* Do this
Write out the records below word for word, starting with the first line and continuing through the line that contains "like-button[interactable]: 1 <box>428".
[Entries start]
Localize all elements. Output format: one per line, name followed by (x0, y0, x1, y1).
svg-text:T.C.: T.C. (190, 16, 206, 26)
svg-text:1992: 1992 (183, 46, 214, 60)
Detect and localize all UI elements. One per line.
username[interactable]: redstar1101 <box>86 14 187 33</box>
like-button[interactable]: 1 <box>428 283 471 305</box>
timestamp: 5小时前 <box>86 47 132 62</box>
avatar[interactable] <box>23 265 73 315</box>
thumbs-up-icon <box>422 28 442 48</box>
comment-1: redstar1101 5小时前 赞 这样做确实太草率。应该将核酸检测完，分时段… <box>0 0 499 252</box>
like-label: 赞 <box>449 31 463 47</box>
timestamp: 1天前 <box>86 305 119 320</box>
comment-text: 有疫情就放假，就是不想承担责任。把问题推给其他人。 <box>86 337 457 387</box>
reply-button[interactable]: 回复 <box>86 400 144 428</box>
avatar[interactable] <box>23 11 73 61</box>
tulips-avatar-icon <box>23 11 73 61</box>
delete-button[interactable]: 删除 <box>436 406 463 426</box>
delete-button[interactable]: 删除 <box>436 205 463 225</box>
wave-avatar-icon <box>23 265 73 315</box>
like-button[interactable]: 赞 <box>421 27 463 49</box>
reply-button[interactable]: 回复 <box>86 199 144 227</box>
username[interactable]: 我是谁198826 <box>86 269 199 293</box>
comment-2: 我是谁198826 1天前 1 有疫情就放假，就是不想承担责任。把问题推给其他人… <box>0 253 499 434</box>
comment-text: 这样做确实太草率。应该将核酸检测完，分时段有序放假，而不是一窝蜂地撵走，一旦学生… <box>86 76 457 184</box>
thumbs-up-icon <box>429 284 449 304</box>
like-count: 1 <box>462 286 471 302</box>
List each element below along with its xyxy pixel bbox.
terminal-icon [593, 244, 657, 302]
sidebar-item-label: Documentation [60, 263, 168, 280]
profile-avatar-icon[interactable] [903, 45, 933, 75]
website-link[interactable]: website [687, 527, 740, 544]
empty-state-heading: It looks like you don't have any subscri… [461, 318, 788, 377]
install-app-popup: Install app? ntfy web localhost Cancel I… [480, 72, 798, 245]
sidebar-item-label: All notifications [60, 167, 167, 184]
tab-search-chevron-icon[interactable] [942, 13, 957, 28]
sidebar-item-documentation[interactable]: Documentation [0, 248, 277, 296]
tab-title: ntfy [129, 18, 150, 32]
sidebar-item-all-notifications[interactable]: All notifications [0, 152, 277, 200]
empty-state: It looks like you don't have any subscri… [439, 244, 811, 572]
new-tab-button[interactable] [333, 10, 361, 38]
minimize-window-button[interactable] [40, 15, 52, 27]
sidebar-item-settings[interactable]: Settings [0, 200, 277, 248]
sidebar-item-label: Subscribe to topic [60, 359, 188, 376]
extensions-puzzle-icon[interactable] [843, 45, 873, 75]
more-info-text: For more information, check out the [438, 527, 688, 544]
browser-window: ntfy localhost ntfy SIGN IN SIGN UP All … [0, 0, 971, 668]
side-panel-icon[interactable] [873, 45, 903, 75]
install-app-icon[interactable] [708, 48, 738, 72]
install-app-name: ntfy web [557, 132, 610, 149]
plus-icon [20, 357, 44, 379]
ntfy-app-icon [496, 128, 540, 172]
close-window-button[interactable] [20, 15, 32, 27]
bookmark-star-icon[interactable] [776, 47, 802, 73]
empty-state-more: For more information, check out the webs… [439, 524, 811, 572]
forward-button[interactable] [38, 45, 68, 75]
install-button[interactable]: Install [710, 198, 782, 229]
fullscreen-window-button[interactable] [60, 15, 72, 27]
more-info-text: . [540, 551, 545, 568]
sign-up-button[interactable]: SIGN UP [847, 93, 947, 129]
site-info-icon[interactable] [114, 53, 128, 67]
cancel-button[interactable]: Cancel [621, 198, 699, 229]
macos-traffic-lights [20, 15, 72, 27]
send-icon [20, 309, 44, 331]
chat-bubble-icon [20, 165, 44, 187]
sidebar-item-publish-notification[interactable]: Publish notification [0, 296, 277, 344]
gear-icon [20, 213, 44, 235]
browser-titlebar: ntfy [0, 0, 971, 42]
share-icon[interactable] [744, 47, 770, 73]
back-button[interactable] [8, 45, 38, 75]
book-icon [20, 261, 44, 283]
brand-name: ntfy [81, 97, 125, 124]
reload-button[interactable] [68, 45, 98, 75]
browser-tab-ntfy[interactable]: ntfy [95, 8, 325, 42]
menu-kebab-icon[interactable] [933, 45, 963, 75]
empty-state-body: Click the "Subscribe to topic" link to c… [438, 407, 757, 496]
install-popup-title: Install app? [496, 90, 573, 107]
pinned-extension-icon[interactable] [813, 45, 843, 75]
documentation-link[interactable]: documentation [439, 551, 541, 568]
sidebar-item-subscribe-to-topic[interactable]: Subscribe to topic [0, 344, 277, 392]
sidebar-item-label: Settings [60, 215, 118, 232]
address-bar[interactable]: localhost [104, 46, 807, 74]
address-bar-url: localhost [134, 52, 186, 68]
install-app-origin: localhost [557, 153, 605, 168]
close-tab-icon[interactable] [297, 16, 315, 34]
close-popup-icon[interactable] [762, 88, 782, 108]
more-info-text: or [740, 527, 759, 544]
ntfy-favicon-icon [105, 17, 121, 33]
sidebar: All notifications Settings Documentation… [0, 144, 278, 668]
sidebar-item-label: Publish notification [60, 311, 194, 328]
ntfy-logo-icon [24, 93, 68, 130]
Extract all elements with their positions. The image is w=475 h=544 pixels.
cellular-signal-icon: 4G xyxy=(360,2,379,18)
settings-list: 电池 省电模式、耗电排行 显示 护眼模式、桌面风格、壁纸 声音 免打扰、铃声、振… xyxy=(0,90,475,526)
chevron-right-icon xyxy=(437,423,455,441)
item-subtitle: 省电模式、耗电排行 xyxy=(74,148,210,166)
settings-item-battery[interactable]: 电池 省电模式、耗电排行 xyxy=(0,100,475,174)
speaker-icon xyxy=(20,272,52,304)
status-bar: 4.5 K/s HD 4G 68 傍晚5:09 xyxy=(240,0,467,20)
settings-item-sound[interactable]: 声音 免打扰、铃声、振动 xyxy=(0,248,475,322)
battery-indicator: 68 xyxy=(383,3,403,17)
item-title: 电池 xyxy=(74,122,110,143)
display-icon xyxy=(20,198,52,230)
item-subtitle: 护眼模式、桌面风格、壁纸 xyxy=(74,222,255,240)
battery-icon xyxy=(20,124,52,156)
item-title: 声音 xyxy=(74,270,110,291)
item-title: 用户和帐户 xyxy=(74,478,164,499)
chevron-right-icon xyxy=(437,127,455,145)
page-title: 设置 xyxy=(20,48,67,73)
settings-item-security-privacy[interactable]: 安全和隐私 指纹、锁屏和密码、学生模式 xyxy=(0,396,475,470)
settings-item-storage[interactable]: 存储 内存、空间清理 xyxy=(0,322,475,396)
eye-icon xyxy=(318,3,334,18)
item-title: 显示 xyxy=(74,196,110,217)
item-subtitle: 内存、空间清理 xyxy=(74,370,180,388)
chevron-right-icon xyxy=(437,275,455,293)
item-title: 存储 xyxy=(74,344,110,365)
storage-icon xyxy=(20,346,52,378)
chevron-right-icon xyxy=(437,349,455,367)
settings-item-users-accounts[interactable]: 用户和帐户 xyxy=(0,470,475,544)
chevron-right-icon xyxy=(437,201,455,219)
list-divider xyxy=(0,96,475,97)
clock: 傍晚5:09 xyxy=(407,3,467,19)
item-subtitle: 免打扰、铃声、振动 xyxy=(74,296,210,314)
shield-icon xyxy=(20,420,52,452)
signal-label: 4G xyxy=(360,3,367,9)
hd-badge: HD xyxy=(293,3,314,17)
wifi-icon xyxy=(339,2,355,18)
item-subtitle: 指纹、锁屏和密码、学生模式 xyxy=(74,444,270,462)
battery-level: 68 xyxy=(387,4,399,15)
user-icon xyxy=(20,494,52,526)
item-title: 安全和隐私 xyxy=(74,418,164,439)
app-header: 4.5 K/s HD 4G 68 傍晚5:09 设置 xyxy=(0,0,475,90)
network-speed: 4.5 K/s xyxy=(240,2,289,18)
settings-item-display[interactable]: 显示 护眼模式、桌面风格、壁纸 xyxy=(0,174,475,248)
[Entries end]
* The output
Localize all elements. Output format: one per line, name followed by (x0, y0, x1, y1).
svg-text:T.C.: T.C. (190, 16, 206, 26)
svg-text:1992: 1992 (183, 46, 214, 60)
Detect and localize all UI elements. One per line.
username[interactable]: redstar1101 <box>86 14 187 33</box>
like-button[interactable]: 1 <box>428 283 471 305</box>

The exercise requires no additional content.